== Material to process ==
☆ ☆ ☆
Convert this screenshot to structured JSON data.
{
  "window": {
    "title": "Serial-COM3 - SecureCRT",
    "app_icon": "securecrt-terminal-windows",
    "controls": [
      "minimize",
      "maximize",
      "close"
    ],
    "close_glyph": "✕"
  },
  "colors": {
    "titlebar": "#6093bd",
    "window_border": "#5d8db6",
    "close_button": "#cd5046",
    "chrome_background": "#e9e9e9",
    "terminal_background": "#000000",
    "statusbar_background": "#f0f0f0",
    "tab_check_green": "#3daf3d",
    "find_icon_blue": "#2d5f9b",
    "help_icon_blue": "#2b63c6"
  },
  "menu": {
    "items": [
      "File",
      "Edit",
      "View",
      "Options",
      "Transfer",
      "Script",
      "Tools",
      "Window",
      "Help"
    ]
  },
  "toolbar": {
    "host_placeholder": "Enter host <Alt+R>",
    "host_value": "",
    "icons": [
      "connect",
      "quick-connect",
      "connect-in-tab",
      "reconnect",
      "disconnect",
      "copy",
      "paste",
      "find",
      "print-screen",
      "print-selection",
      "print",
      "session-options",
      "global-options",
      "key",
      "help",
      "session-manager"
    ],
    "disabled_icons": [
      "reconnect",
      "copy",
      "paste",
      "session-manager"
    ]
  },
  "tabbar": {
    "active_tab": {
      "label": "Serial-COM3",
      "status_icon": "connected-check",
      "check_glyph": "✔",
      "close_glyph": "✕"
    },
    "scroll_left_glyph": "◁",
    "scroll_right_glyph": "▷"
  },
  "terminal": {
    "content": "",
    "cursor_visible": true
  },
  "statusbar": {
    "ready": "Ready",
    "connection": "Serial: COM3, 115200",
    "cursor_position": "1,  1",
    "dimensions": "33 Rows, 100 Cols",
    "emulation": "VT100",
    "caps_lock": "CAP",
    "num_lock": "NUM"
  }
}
☆ ☆ ☆
== What you need to do ==
Review the preceding data and report every line that includes the string "print".

== Task result ==
      "print-screen",
      "print-selection",
      "print",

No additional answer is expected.